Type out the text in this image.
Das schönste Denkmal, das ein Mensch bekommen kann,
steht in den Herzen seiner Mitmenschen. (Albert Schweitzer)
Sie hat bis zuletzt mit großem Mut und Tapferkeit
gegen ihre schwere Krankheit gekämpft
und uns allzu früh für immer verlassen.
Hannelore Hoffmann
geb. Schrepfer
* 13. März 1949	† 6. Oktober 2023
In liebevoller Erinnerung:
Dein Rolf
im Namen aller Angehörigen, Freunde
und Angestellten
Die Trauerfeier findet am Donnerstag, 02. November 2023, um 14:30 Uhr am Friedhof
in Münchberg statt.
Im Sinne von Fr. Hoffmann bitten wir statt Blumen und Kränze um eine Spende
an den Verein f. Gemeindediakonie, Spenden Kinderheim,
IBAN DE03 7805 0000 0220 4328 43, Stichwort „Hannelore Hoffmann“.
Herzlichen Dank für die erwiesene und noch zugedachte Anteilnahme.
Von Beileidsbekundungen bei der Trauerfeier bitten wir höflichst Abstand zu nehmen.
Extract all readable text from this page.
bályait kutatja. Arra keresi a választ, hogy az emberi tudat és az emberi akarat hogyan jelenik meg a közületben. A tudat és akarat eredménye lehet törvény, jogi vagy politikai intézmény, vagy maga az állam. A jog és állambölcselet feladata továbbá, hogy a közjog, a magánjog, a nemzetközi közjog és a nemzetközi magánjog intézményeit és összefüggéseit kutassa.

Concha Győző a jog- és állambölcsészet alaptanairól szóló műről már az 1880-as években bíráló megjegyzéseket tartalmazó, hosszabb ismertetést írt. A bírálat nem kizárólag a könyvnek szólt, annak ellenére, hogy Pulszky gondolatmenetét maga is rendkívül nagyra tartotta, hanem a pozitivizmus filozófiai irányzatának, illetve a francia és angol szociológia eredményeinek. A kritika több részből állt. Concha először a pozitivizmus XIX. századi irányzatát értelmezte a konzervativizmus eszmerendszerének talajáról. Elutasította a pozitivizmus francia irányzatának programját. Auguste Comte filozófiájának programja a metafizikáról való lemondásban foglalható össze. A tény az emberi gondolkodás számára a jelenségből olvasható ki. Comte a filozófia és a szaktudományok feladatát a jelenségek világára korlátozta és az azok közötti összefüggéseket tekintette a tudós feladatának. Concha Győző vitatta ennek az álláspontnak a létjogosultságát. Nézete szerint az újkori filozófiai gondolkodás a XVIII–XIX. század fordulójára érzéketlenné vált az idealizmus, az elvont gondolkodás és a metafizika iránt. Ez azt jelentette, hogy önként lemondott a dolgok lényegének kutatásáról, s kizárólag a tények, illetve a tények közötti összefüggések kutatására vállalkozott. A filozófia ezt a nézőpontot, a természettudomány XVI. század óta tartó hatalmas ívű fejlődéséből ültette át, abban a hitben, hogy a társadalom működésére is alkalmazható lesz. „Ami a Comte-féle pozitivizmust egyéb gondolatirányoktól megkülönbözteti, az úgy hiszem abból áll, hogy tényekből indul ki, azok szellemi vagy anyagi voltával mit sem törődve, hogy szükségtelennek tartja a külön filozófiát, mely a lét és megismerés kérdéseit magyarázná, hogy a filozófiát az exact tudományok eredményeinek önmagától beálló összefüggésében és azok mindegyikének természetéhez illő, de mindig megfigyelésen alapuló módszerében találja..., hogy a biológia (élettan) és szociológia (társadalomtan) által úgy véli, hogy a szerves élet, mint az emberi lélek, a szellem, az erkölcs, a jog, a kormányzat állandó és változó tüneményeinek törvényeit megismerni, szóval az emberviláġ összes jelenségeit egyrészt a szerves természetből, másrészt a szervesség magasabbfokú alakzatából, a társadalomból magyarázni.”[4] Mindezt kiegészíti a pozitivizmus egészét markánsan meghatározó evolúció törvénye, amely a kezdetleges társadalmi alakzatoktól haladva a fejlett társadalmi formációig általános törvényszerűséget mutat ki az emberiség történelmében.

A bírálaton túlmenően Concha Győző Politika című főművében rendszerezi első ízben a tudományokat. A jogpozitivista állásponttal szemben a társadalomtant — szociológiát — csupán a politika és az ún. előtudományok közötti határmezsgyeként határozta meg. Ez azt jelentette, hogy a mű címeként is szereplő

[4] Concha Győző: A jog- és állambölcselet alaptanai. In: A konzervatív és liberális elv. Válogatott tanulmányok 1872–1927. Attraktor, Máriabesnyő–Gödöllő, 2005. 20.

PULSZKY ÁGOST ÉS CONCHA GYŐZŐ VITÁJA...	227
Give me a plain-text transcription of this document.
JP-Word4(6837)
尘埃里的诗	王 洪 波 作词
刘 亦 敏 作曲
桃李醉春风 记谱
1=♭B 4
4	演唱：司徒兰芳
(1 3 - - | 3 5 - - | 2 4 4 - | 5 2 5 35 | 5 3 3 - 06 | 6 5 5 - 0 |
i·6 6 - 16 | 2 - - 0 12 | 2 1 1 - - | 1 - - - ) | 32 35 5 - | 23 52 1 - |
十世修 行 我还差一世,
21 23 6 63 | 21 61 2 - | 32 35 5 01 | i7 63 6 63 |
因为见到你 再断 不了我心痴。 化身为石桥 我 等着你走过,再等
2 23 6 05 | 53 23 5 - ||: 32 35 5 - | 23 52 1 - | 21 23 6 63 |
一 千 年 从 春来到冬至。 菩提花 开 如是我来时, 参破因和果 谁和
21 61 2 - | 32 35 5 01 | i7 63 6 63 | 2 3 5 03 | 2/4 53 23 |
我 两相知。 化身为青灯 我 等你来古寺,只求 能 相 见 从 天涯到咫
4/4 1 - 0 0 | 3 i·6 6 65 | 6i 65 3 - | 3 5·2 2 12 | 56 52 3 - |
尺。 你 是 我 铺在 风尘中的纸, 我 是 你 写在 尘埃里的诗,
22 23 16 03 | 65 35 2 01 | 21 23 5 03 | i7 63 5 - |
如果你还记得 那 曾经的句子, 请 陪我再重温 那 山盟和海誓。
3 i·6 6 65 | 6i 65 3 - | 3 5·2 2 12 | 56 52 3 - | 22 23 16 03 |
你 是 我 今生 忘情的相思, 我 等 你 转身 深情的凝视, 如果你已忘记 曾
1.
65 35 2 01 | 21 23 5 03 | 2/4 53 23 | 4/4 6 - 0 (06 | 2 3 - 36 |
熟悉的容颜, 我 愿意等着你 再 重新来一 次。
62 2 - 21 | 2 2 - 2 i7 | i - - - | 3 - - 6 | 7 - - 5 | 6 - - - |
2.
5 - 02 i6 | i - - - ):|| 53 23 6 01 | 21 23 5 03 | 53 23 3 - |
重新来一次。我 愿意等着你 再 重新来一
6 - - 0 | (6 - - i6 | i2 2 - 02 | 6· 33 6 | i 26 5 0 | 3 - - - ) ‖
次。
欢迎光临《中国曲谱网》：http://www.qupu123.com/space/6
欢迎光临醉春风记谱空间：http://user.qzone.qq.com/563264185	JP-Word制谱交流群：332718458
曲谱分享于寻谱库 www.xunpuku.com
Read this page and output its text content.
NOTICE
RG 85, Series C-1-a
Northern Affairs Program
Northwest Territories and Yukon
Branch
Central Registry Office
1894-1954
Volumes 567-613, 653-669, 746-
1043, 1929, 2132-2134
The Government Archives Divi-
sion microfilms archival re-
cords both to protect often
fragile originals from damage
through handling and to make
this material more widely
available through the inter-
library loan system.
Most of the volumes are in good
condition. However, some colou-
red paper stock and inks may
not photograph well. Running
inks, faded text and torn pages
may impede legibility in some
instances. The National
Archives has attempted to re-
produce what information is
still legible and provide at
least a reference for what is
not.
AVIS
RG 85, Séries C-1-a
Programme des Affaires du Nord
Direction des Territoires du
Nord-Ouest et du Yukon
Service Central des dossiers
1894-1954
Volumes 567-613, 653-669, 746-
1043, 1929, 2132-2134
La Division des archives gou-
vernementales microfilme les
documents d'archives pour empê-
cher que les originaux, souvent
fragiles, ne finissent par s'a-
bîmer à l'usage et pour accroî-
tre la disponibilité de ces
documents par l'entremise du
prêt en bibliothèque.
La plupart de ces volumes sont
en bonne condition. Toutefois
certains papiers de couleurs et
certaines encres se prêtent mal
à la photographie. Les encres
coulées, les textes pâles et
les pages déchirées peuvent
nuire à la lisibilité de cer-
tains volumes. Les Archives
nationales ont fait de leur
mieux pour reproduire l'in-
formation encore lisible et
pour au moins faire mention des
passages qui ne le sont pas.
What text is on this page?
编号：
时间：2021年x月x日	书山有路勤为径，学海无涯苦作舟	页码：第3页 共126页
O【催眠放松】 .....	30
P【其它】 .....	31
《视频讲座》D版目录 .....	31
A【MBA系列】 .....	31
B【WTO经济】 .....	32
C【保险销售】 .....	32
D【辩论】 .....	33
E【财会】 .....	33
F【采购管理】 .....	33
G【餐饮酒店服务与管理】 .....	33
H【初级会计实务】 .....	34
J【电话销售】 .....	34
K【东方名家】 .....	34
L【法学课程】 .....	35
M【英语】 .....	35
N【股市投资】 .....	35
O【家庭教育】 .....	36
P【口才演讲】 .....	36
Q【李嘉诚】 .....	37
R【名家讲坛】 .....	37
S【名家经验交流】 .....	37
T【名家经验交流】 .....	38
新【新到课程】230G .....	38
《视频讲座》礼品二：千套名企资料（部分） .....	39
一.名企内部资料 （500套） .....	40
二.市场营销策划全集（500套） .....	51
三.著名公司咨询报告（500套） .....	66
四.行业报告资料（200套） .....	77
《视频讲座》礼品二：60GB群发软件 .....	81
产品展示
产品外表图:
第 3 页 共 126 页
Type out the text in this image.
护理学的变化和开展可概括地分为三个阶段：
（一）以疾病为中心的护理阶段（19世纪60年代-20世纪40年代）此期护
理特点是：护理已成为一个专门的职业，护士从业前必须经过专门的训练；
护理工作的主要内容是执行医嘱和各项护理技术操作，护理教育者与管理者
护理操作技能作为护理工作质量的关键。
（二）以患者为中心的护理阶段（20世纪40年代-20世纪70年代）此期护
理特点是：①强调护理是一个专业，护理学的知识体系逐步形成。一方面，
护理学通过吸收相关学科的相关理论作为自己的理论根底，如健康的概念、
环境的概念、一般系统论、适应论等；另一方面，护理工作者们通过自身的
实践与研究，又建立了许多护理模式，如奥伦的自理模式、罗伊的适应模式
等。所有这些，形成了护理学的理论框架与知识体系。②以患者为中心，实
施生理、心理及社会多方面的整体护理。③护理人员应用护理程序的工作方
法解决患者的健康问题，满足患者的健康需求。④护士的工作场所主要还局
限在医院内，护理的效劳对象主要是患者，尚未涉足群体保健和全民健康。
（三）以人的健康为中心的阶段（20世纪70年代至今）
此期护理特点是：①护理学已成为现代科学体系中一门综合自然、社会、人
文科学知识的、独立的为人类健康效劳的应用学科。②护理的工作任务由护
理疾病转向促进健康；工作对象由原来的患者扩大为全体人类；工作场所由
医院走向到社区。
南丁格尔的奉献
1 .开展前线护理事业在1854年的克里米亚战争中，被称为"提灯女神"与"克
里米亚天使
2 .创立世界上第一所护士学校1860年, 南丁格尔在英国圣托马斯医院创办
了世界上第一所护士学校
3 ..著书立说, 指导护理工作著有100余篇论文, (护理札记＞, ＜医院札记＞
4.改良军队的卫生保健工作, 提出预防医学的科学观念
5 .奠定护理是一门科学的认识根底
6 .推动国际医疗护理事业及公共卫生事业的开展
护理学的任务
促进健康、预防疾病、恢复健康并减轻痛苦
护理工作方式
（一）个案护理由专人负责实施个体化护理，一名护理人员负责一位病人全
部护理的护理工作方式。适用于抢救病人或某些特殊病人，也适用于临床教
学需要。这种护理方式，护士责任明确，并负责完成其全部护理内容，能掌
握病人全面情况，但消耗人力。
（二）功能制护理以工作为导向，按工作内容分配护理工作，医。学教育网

## What this task involves:
Take every line from the records above that has the word "重新来一" and copy it.

## Finished exercise:
熟悉的容颜, 我 愿意等着你 再 重新来一 次。
重新来一次。我 愿意等着你 再 重新来一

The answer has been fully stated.